> [Provided passage]:
·····

Sleuth week 12: in which Sleuth meets a man busier than Jesus
Sleuth is a sideways glance at the city each week. It's the truth, but Sleuth's truth. Sometimes Sleuth even gets serious, but not often... @mcrsleuth
Takk-less cash nexus failure
Sleuth left his wallet in the office on the way to a meeting at MMU. He was hungry so he nipped into Takk coffee shop in the newly open Hatch on Oxford Road to buy a sandwich. His pocket was brimming with cash. The person at the counter saw the cash and shook her head sadly, “We only do cards, it is better for security and it is easier for accounting.” Then added: “And, it’s 2018 you know. It’s the way forward.” “Except, of course, when you want to buy a sandwich, with cash,” said a red-faced Sleuth with a queue forming behind him. "You're placing accounting systems before customer service."

·····

> [Provided data]:
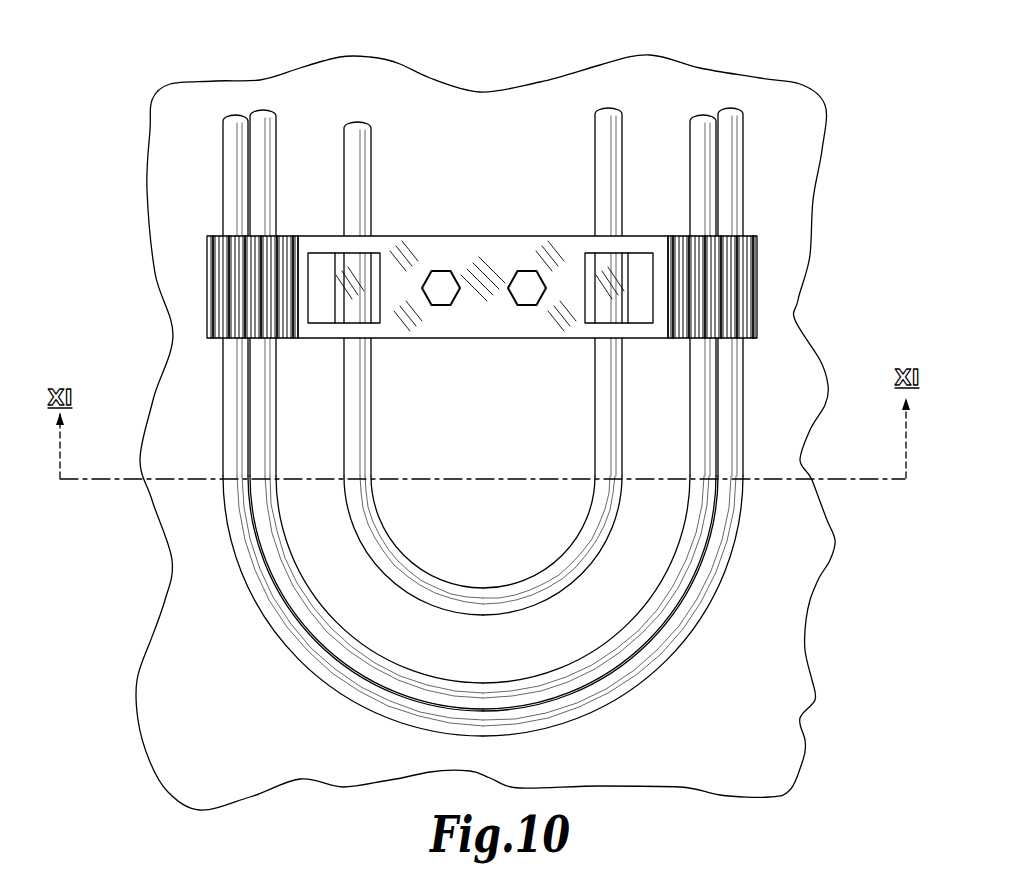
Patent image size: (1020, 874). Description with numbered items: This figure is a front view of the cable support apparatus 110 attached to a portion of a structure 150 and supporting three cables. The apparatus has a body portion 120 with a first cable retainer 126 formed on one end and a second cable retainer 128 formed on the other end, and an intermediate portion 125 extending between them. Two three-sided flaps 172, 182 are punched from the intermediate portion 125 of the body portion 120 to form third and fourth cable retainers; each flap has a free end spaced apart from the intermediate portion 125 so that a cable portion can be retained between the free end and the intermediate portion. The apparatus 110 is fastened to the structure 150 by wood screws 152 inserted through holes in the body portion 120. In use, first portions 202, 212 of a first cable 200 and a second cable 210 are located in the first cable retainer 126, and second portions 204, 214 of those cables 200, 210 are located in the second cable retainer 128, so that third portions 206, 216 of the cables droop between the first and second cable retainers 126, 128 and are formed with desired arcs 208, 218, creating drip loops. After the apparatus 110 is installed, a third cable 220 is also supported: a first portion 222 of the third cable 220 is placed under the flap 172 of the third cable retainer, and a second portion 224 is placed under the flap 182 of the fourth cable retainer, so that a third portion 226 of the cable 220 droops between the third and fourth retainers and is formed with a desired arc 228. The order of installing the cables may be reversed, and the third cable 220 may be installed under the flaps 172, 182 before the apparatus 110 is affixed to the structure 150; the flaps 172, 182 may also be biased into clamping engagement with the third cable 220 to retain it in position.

·····

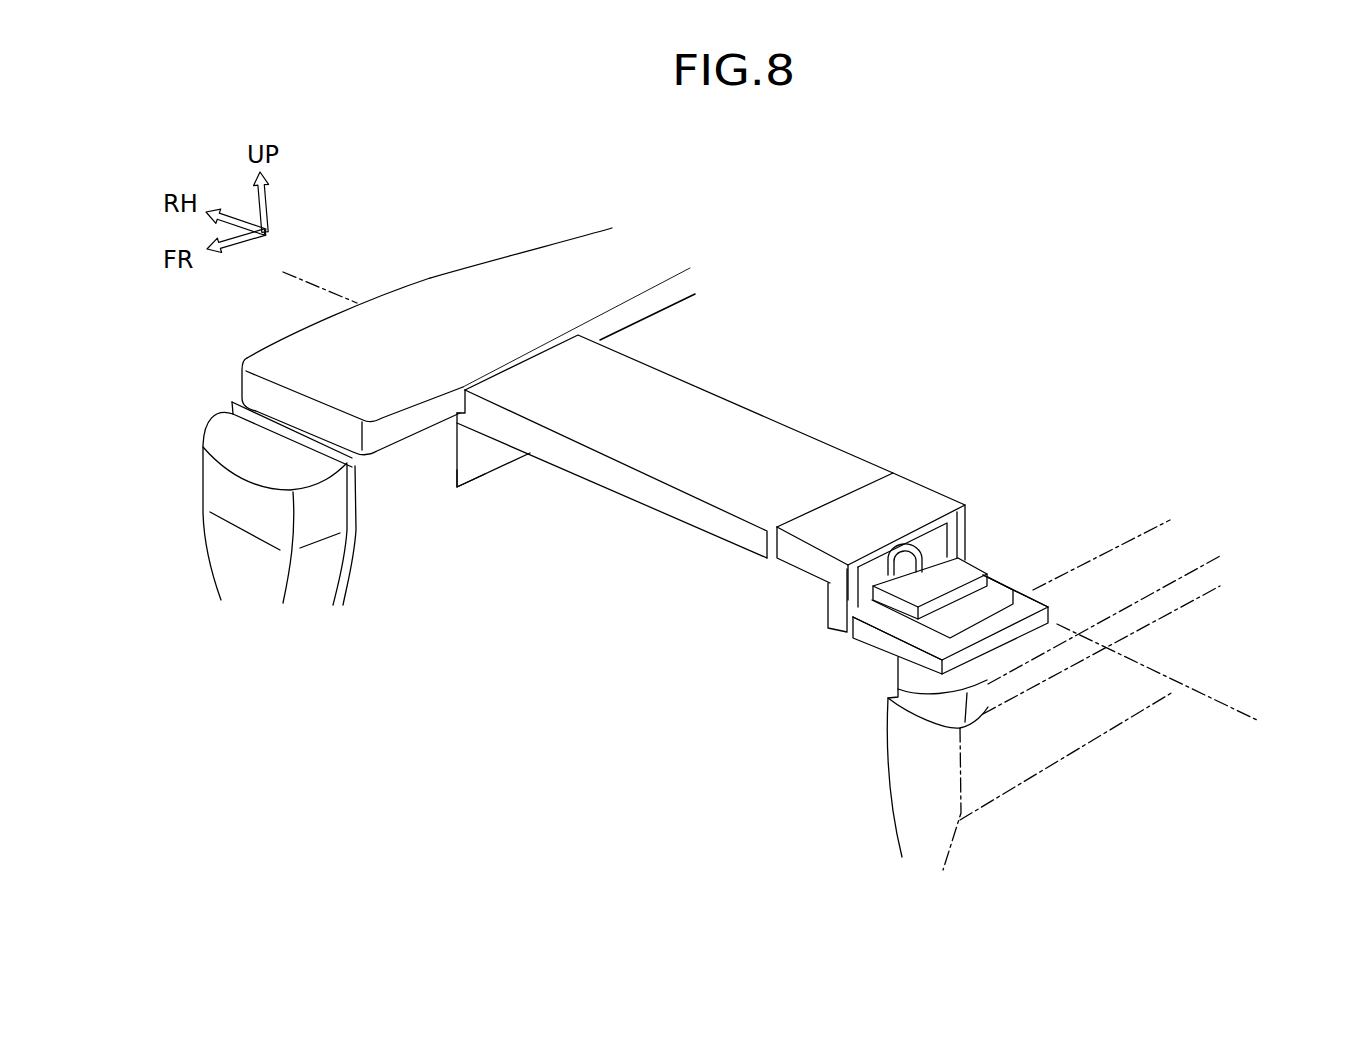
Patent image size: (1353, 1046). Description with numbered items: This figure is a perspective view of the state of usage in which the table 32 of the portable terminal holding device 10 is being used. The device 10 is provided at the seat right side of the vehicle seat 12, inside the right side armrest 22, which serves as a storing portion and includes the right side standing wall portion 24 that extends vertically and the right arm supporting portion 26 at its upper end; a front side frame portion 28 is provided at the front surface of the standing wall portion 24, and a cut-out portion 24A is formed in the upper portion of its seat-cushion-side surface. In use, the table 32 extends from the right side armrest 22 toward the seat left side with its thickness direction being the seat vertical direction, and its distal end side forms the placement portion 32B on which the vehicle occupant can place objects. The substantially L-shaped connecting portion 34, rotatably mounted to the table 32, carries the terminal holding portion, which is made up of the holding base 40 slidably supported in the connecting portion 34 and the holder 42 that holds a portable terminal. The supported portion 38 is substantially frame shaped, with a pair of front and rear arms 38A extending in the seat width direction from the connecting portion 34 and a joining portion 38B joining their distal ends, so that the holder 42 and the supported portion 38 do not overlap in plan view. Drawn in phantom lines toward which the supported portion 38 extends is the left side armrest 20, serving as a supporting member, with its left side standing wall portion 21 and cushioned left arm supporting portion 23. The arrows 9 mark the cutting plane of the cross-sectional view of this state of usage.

·····

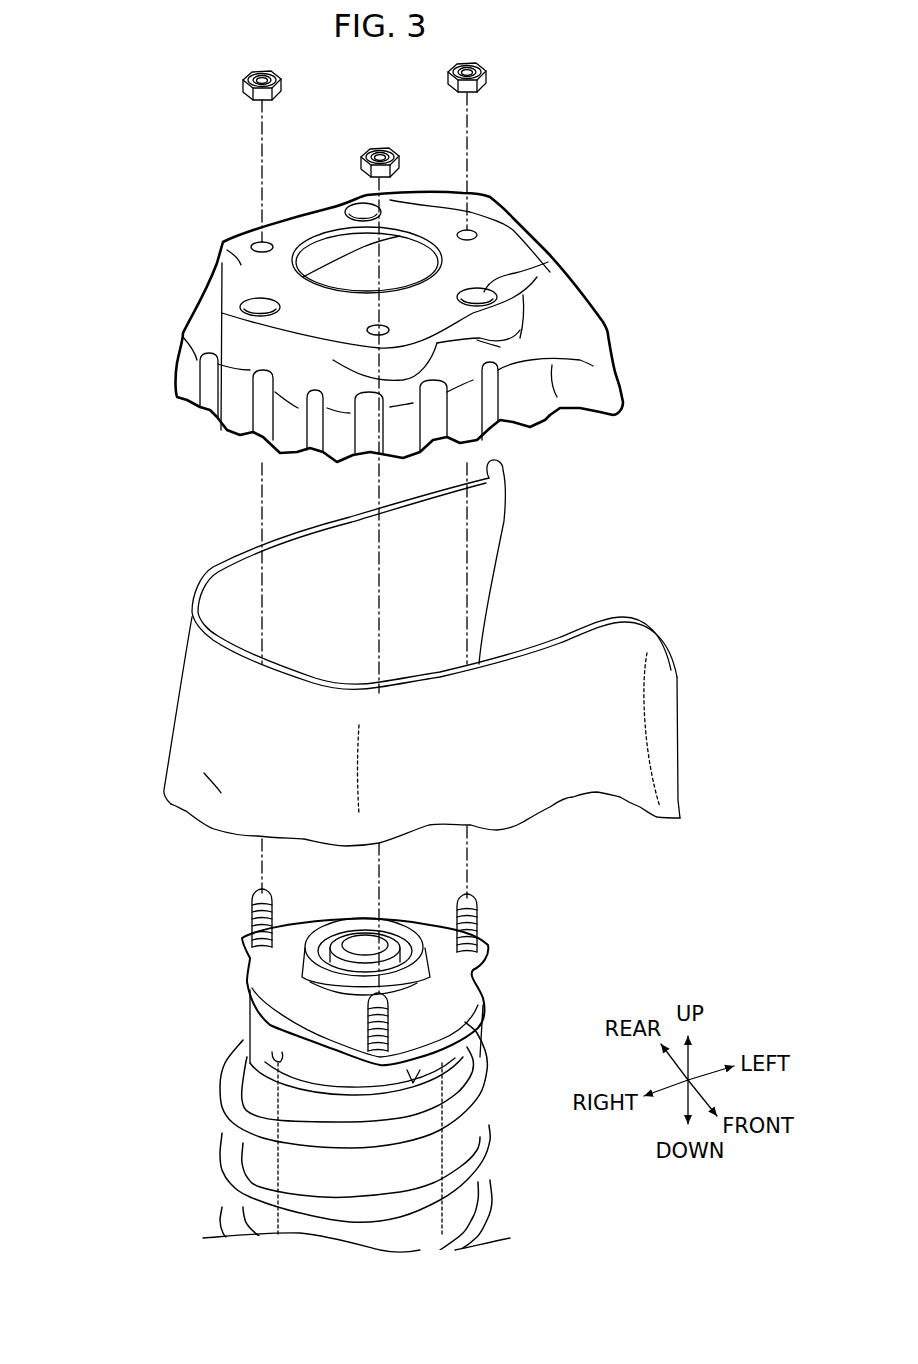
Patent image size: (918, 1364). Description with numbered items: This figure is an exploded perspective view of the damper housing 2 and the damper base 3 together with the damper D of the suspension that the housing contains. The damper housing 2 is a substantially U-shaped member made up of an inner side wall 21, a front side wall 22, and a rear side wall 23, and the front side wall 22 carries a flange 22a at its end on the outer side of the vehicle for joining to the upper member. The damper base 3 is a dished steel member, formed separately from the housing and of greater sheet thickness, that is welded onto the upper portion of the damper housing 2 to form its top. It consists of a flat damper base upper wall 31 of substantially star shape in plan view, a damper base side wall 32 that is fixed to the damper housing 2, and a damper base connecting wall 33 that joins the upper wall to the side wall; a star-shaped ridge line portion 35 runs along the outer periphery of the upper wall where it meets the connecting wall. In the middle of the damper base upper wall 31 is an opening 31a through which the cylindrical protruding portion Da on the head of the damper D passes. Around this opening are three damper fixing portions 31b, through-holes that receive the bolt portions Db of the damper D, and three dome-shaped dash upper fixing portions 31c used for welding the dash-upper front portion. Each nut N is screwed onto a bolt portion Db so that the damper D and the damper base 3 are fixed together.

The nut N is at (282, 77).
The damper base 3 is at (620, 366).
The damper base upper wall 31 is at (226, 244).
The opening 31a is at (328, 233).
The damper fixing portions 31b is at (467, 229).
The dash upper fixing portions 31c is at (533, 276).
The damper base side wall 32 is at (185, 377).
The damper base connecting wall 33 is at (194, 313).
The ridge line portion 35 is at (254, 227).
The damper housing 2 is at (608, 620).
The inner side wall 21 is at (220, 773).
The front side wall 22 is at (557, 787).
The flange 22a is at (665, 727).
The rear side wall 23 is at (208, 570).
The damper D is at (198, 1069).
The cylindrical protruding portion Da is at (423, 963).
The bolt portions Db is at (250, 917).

·····

> [Written instruction 1]:
Answer these from the Sleuth column:
(a) Where had Sleuth left his wallet?
(b) In which coffee shop did Sleuth try to buy a sandwich, and where is it?
(c) What two reasons did the person at the counter give for taking only cards?
> [Written instruction 2]: Write the next part of the Sleuth column, starting after its final line.

> [Exercise result 1]:
(a) In the office.
(b) Takk coffee shop, in the newly open Hatch on Oxford Road.
(c) It is better for security, and it is easier for accounting.

> [Exercise result 2]:
Sleuth couldn’t help himself and tweeted the exchange. A minor Twitter storm followed, it doesn’t take much. One helpful correspondent wrote:
‘Did you have a phone? If you can’t use the actual phone to pay, it’s sometimes possible to phone in a purchase even if you’re in the shop (or pop outside) if you can remember your card details, or have them recorded in the phone.’
Sleuth replied, 'I was in rush. I went next door to Tesco and bought a sandwich. Tesco aren’t so progressive about refusing money as Takk.'
Sleuth, Fred and no coffee
Sleuth was at the Northern Restaurant Bar (NRB) debate at Manchester Central on Tuesday. Taking part in the debate was Fred Sirieix, perhaps the most recognisable maître d’ in the country, general manager at the Michelin-starred Galvin at Windows and star of First Dates. Sirieix was playing his part beautifully; charming, heavily accented, quoting Sartre (well he was here to promote a book). While Fred was in full Franco-flow ('you af to connect'), Sleuth slipped off to the refreshment table at the back, where he was joined by a lovely Southern lady from a Southern restaurant group. "Oh, really," whispered the lady, as she reached the table, "Only in bloody Manchester would you have nothing to drink but wine at midday - where's the sodding coffee?" (It was in the entrance... and terrible).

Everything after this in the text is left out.